▸ What is required
All of the material below is to be retyped exactly.
____
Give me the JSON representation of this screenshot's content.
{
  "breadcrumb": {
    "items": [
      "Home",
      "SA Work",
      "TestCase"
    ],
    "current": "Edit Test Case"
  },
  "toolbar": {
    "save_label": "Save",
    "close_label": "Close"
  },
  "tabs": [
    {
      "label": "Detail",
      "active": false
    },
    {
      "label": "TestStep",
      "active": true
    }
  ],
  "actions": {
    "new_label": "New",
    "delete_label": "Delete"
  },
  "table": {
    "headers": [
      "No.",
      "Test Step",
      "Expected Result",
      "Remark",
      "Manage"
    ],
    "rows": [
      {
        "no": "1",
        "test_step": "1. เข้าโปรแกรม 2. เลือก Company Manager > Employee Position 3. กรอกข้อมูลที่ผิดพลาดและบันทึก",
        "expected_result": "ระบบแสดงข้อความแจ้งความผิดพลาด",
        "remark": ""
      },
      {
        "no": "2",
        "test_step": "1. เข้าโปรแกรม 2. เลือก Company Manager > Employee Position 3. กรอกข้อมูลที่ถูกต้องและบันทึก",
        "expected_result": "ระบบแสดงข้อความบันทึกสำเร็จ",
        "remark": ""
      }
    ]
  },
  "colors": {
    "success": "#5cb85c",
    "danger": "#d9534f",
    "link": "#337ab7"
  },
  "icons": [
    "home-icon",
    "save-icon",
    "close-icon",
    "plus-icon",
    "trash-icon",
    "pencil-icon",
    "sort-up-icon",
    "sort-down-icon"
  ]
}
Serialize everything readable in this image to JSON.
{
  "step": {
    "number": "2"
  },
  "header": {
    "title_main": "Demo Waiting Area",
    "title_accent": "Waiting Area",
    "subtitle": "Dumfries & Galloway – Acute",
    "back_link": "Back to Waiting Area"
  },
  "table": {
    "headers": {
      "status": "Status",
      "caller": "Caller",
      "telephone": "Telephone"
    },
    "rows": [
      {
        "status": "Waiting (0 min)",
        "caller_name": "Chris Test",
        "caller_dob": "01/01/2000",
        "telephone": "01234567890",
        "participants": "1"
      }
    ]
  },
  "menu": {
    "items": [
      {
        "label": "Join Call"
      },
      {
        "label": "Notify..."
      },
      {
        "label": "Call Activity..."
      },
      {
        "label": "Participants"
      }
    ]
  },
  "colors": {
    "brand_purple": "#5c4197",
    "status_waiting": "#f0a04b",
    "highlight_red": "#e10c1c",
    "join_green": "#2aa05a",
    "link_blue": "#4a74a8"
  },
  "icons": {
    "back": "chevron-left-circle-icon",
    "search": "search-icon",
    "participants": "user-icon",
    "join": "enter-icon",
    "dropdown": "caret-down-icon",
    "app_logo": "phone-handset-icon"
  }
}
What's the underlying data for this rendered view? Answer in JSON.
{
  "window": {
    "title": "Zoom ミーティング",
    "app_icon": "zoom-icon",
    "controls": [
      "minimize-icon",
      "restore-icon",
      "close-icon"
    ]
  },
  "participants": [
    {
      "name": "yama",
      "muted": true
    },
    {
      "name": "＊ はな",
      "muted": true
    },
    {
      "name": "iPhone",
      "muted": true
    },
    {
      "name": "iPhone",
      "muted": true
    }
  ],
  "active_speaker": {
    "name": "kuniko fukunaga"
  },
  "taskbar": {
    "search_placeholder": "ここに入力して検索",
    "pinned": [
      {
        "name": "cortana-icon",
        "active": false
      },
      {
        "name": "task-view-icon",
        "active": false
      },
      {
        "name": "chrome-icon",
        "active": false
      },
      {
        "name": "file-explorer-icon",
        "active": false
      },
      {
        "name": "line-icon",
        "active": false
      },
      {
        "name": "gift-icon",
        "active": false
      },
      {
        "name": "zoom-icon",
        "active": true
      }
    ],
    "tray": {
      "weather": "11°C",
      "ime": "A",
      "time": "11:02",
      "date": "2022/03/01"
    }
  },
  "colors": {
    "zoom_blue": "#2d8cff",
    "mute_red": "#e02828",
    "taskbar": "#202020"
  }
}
____
▸ Exercise output
Give me the JSON representation of this screenshot's content.
{
  "breadcrumb": {
    "items": [
      "Home",
      "SA Work",
      "TestCase"
    ],
    "current": "Edit Test Case"
  },
  "toolbar": {
    "save_label": "Save",
    "close_label": "Close"
  },
  "tabs": [
    {
      "label": "Detail",
      "active": false
    },
    {
      "label": "TestStep",
      "active": true
    }
  ],
  "actions": {
    "new_label": "New",
    "delete_label": "Delete"
  },
  "table": {
    "headers": [
      "No.",
      "Test Step",
      "Expected Result",
      "Remark",
      "Manage"
    ],
    "rows": [
      {
        "no": "1",
        "test_step": "1. เข้าโปรแกรม 2. เลือก Company Manager > Employee Position 3. กรอกข้อมูลที่ผิดพลาดและบันทึก",
        "expected_result": "ระบบแสดงข้อความแจ้งความผิดพลาด",
        "remark": ""
      },
      {
        "no": "2",
        "test_step": "1. เข้าโปรแกรม 2. เลือก Company Manager > Employee Position 3. กรอกข้อมูลที่ถูกต้องและบันทึก",
        "expected_result": "ระบบแสดงข้อความบันทึกสำเร็จ",
        "remark": ""
      }
    ]
  },
  "colors": {
    "success": "#5cb85c",
    "danger": "#d9534f",
    "link": "#337ab7"
  },
  "icons": [
    "home-icon",
    "save-icon",
    "close-icon",
    "plus-icon",
    "trash-icon",
    "pencil-icon",
    "sort-up-icon",
    "sort-down-icon"
  ]
}
Serialize everything readable in this image to JSON.
{
  "step": {
    "number": "2"
  },
  "header": {
    "title_main": "Demo Waiting Area",
    "title_accent": "Waiting Area",
    "subtitle": "Dumfries & Galloway – Acute",
    "back_link": "Back to Waiting Area"
  },
  "table": {
    "headers": {
      "status": "Status",
      "caller": "Caller",
      "telephone": "Telephone"
    },
    "rows": [
      {
        "status": "Waiting (0 min)",
        "caller_name": "Chris Test",
        "caller_dob": "01/01/2000",
        "telephone": "01234567890",
        "participants": "1"
      }
    ]
  },
  "menu": {
    "items": [
      {
        "label": "Join Call"
      },
      {
        "label": "Notify..."
      },
      {
        "label": "Call Activity..."
      },
      {
        "label": "Participants"
      }
    ]
  },
  "colors": {
    "brand_purple": "#5c4197",
    "status_waiting": "#f0a04b",
    "highlight_red": "#e10c1c",
    "join_green": "#2aa05a",
    "link_blue": "#4a74a8"
  },
  "icons": {
    "back": "chevron-left-circle-icon",
    "search": "search-icon",
    "participants": "user-icon",
    "join": "enter-icon",
    "dropdown": "caret-down-icon",
    "app_logo": "phone-handset-icon"
  }
}
What's the underlying data for this rendered view? Answer in JSON.
{
  "window": {
    "title": "Zoom ミーティング",
    "app_icon": "zoom-icon",
    "controls": [
      "minimize-icon",
      "restore-icon",
      "close-icon"
    ]
  },
  "participants": [
    {
      "name": "yama",
      "muted": true
    },
    {
      "name": "＊ はな",
      "muted": true
    },
    {
      "name": "iPhone",
      "muted": true
    },
    {
      "name": "iPhone",
      "muted": true
    }
  ],
  "active_speaker": {
    "name": "kuniko fukunaga"
  },
  "taskbar": {
    "search_placeholder": "ここに入力して検索",
    "pinned": [
      {
        "name": "cortana-icon",
        "active": false
      },
      {
        "name": "task-view-icon",
        "active": false
      },
      {
        "name": "chrome-icon",
        "active": false
      },
      {
        "name": "file-explorer-icon",
        "active": false
      },
      {
        "name": "line-icon",
        "active": false
      },
      {
        "name": "gift-icon",
        "active": false
      },
      {
        "name": "zoom-icon",
        "active": true
      }
    ],
    "tray": {
      "weather": "11°C",
      "ime": "A",
      "time": "11:02",
      "date": "2022/03/01"
    }
  },
  "colors": {
    "zoom_blue": "#2d8cff",
    "mute_red": "#e02828",
    "taskbar": "#202020"
  }
}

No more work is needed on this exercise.